┌──

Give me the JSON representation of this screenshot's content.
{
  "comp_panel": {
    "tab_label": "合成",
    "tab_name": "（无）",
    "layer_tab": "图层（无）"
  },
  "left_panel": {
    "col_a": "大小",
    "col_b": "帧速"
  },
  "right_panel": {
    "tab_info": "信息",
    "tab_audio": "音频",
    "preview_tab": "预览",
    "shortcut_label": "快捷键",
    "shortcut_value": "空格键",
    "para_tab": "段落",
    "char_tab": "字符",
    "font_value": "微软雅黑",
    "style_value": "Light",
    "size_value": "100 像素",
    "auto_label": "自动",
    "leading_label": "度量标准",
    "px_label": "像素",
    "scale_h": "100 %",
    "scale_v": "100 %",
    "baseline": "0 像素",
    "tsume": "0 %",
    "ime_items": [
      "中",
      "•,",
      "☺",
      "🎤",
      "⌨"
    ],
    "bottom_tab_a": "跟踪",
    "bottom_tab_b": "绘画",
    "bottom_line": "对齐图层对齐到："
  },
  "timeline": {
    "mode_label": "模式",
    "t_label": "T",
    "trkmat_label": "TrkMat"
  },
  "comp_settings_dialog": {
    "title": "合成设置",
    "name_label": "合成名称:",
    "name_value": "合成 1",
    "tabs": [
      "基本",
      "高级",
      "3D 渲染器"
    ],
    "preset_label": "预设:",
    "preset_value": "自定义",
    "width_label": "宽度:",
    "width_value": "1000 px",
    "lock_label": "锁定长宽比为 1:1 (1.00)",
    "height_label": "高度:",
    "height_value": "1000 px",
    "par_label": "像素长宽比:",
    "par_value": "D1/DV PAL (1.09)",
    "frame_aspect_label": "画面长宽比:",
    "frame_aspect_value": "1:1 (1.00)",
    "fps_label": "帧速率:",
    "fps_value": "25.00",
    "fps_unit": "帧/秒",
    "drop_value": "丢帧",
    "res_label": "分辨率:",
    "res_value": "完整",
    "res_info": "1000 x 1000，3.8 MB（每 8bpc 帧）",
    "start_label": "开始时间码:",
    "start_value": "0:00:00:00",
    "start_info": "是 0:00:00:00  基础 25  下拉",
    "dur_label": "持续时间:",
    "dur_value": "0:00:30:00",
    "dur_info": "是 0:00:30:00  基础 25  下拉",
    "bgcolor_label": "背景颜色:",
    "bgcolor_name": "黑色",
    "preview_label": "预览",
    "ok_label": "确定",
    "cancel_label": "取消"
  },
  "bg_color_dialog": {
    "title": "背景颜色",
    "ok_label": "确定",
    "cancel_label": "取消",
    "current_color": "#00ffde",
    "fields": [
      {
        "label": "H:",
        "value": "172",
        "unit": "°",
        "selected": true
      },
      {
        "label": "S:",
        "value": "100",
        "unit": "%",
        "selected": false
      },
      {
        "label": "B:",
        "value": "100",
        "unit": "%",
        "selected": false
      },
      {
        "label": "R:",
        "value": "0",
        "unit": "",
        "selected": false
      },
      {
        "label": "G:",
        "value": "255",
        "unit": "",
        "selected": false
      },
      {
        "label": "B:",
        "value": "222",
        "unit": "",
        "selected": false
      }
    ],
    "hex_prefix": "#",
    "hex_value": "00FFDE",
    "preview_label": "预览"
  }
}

└──

Written exercise
Restate all of the entries above precisely.

Reply to the exercise
Give me the JSON representation of this screenshot's content.
{
  "comp_panel": {
    "tab_label": "合成",
    "tab_name": "（无）",
    "layer_tab": "图层（无）"
  },
  "left_panel": {
    "col_a": "大小",
    "col_b": "帧速"
  },
  "right_panel": {
    "tab_info": "信息",
    "tab_audio": "音频",
    "preview_tab": "预览",
    "shortcut_label": "快捷键",
    "shortcut_value": "空格键",
    "para_tab": "段落",
    "char_tab": "字符",
    "font_value": "微软雅黑",
    "style_value": "Light",
    "size_value": "100 像素",
    "auto_label": "自动",
    "leading_label": "度量标准",
    "px_label": "像素",
    "scale_h": "100 %",
    "scale_v": "100 %",
    "baseline": "0 像素",
    "tsume": "0 %",
    "ime_items": [
      "中",
      "•,",
      "☺",
      "🎤",
      "⌨"
    ],
    "bottom_tab_a": "跟踪",
    "bottom_tab_b": "绘画",
    "bottom_line": "对齐图层对齐到："
  },
  "timeline": {
    "mode_label": "模式",
    "t_label": "T",
    "trkmat_label": "TrkMat"
  },
  "comp_settings_dialog": {
    "title": "合成设置",
    "name_label": "合成名称:",
    "name_value": "合成 1",
    "tabs": [
      "基本",
      "高级",
      "3D 渲染器"
    ],
    "preset_label": "预设:",
    "preset_value": "自定义",
    "width_label": "宽度:",
    "width_value": "1000 px",
    "lock_label": "锁定长宽比为 1:1 (1.00)",
    "height_label": "高度:",
    "height_value": "1000 px",
    "par_label": "像素长宽比:",
    "par_value": "D1/DV PAL (1.09)",
    "frame_aspect_label": "画面长宽比:",
    "frame_aspect_value": "1:1 (1.00)",
    "fps_label": "帧速率:",
    "fps_value": "25.00",
    "fps_unit": "帧/秒",
    "drop_value": "丢帧",
    "res_label": "分辨率:",
    "res_value": "完整",
    "res_info": "1000 x 1000，3.8 MB（每 8bpc 帧）",
    "start_label": "开始时间码:",
    "start_value": "0:00:00:00",
    "start_info": "是 0:00:00:00  基础 25  下拉",
    "dur_label": "持续时间:",
    "dur_value": "0:00:30:00",
    "dur_info": "是 0:00:30:00  基础 25  下拉",
    "bgcolor_label": "背景颜色:",
    "bgcolor_name": "黑色",
    "preview_label": "预览",
    "ok_label": "确定",
    "cancel_label": "取消"
  },
  "bg_color_dialog": {
    "title": "背景颜色",
    "ok_label": "确定",
    "cancel_label": "取消",
    "current_color": "#00ffde",
    "fields": [
      {
        "label": "H:",
        "value": "172",
        "unit": "°",
        "selected": true
      },
      {
        "label": "S:",
        "value": "100",
        "unit": "%",
        "selected": false
      },
      {
        "label": "B:",
        "value": "100",
        "unit": "%",
        "selected": false
      },
      {
        "label": "R:",
        "value": "0",
        "unit": "",
        "selected": false
      },
      {
        "label": "G:",
        "value": "255",
        "unit": "",
        "selected": false
      },
      {
        "label": "B:",
        "value": "222",
        "unit": "",
        "selected": false
      }
    ],
    "hex_prefix": "#",
    "hex_value": "00FFDE",
    "preview_label": "预览"
  }
}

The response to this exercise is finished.